** start of Data in this exercise **

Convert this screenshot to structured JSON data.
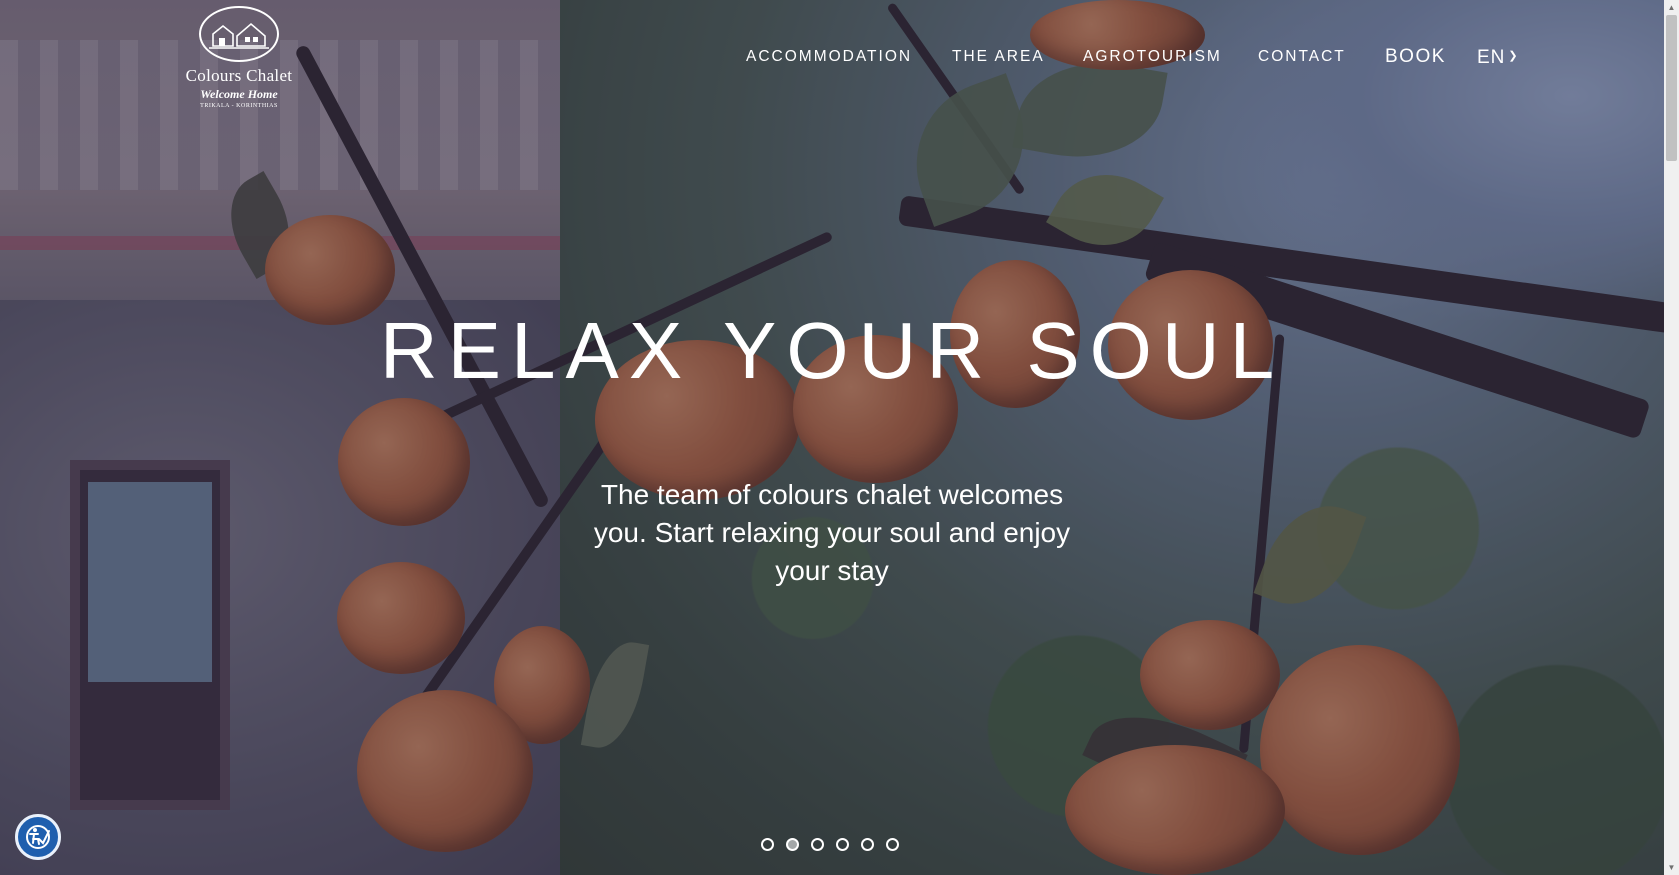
{
  "brand": {
    "name": "Colours Chalet",
    "tagline": "Welcome Home",
    "place": "TRIKALA - KORINTHIAS"
  },
  "nav": {
    "items": [
      {
        "label": "ACCOMMODATION"
      },
      {
        "label": "THE AREA"
      },
      {
        "label": "AGROTOURISM"
      },
      {
        "label": "CONTACT"
      },
      {
        "label": "BOOK"
      }
    ],
    "language": "EN"
  },
  "hero": {
    "title": "RELAX YOUR SOUL",
    "subtitle": "The team of colours chalet welcomes you. Start relaxing your soul and enjoy your stay"
  },
  "slider": {
    "total_slides": 6,
    "active_slide": 2
  },
  "accessibility": {
    "icon": "accessibility-icon",
    "color": "#1f5fae"
  },
  "colors": {
    "overlay": "#28264680",
    "text": "#ffffff"
  }
}
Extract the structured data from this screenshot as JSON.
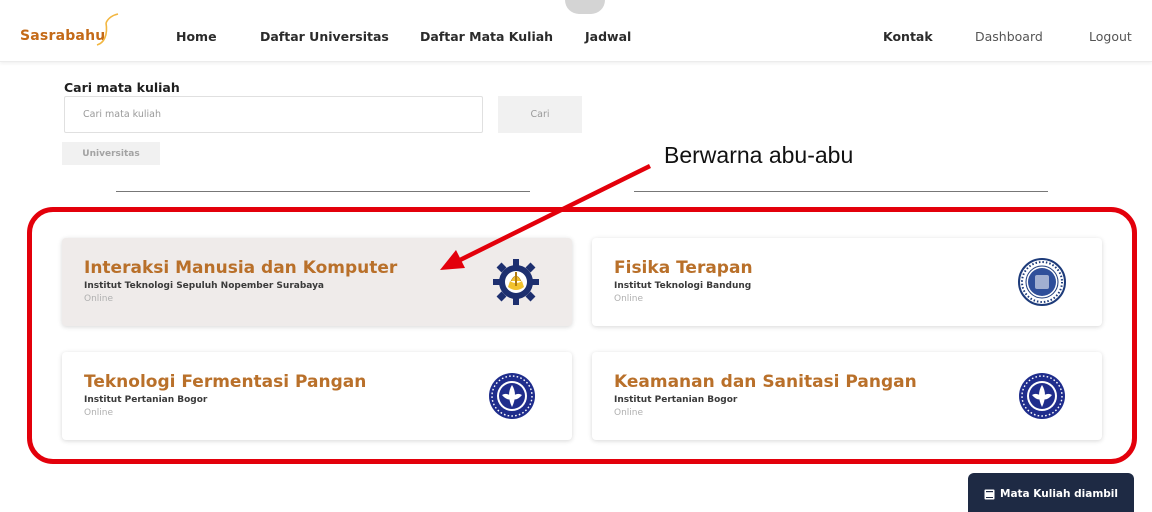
{
  "navbar": {
    "brand": "Sasrabahu",
    "items": [
      {
        "label": "Home"
      },
      {
        "label": "Daftar Universitas"
      },
      {
        "label": "Daftar Mata Kuliah"
      },
      {
        "label": "Jadwal"
      },
      {
        "label": "Kontak"
      },
      {
        "label": "Dashboard"
      },
      {
        "label": "Logout"
      }
    ]
  },
  "search": {
    "heading": "Cari mata kuliah",
    "placeholder": "Cari mata kuliah",
    "button_label": "Cari",
    "filter_label": "Universitas"
  },
  "courses": [
    {
      "title": "Interaksi Manusia dan Komputer",
      "institution": "Institut Teknologi Sepuluh Nopember Surabaya",
      "mode": "Online",
      "logo_icon": "its-logo-icon",
      "highlighted": true
    },
    {
      "title": "Fisika Terapan",
      "institution": "Institut Teknologi Bandung",
      "mode": "Online",
      "logo_icon": "itb-logo-icon",
      "highlighted": false
    },
    {
      "title": "Teknologi Fermentasi Pangan",
      "institution": "Institut Pertanian Bogor",
      "mode": "Online",
      "logo_icon": "ipb-logo-icon",
      "highlighted": false
    },
    {
      "title": "Keamanan dan Sanitasi Pangan",
      "institution": "Institut Pertanian Bogor",
      "mode": "Online",
      "logo_icon": "ipb-logo-icon",
      "highlighted": false
    }
  ],
  "annotation": {
    "text": "Berwarna abu-abu"
  },
  "floating_button": {
    "label": "Mata Kuliah diambil",
    "icon": "book-icon"
  },
  "colors": {
    "brand": "#c46a18",
    "course_title": "#b9702a",
    "highlighted_card": "#efebea",
    "annotation_red": "#e3000b",
    "floating_button": "#1e2a44"
  }
}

** end of Data in this exercise **

Leaving the pictures aside, transcribe the entire listing exactly.

Convert this screenshot to structured JSON data.
{
  "brand": {
    "name": "Colours Chalet",
    "tagline": "Welcome Home",
    "place": "TRIKALA - KORINTHIAS"
  },
  "nav": {
    "items": [
      {
        "label": "ACCOMMODATION"
      },
      {
        "label": "THE AREA"
      },
      {
        "label": "AGROTOURISM"
      },
      {
        "label": "CONTACT"
      },
      {
        "label": "BOOK"
      }
    ],
    "language": "EN"
  },
  "hero": {
    "title": "RELAX YOUR SOUL",
    "subtitle": "The team of colours chalet welcomes you. Start relaxing your soul and enjoy your stay"
  },
  "slider": {
    "total_slides": 6,
    "active_slide": 2
  },
  "accessibility": {
    "icon": "accessibility-icon",
    "color": "#1f5fae"
  },
  "colors": {
    "overlay": "#28264680",
    "text": "#ffffff"
  }
}
Extract the structured data from this screenshot as JSON.
{
  "navbar": {
    "brand": "Sasrabahu",
    "items": [
      {
        "label": "Home"
      },
      {
        "label": "Daftar Universitas"
      },
      {
        "label": "Daftar Mata Kuliah"
      },
      {
        "label": "Jadwal"
      },
      {
        "label": "Kontak"
      },
      {
        "label": "Dashboard"
      },
      {
        "label": "Logout"
      }
    ]
  },
  "search": {
    "heading": "Cari mata kuliah",
    "placeholder": "Cari mata kuliah",
    "button_label": "Cari",
    "filter_label": "Universitas"
  },
  "courses": [
    {
      "title": "Interaksi Manusia dan Komputer",
      "institution": "Institut Teknologi Sepuluh Nopember Surabaya",
      "mode": "Online",
      "logo_icon": "its-logo-icon",
      "highlighted": true
    },
    {
      "title": "Fisika Terapan",
      "institution": "Institut Teknologi Bandung",
      "mode": "Online",
      "logo_icon": "itb-logo-icon",
      "highlighted": false
    },
    {
      "title": "Teknologi Fermentasi Pangan",
      "institution": "Institut Pertanian Bogor",
      "mode": "Online",
      "logo_icon": "ipb-logo-icon",
      "highlighted": false
    },
    {
      "title": "Keamanan dan Sanitasi Pangan",
      "institution": "Institut Pertanian Bogor",
      "mode": "Online",
      "logo_icon": "ipb-logo-icon",
      "highlighted": false
    }
  ],
  "annotation": {
    "text": "Berwarna abu-abu"
  },
  "floating_button": {
    "label": "Mata Kuliah diambil",
    "icon": "book-icon"
  },
  "colors": {
    "brand": "#c46a18",
    "course_title": "#b9702a",
    "highlighted_card": "#efebea",
    "annotation_red": "#e3000b",
    "floating_button": "#1e2a44"
  }
}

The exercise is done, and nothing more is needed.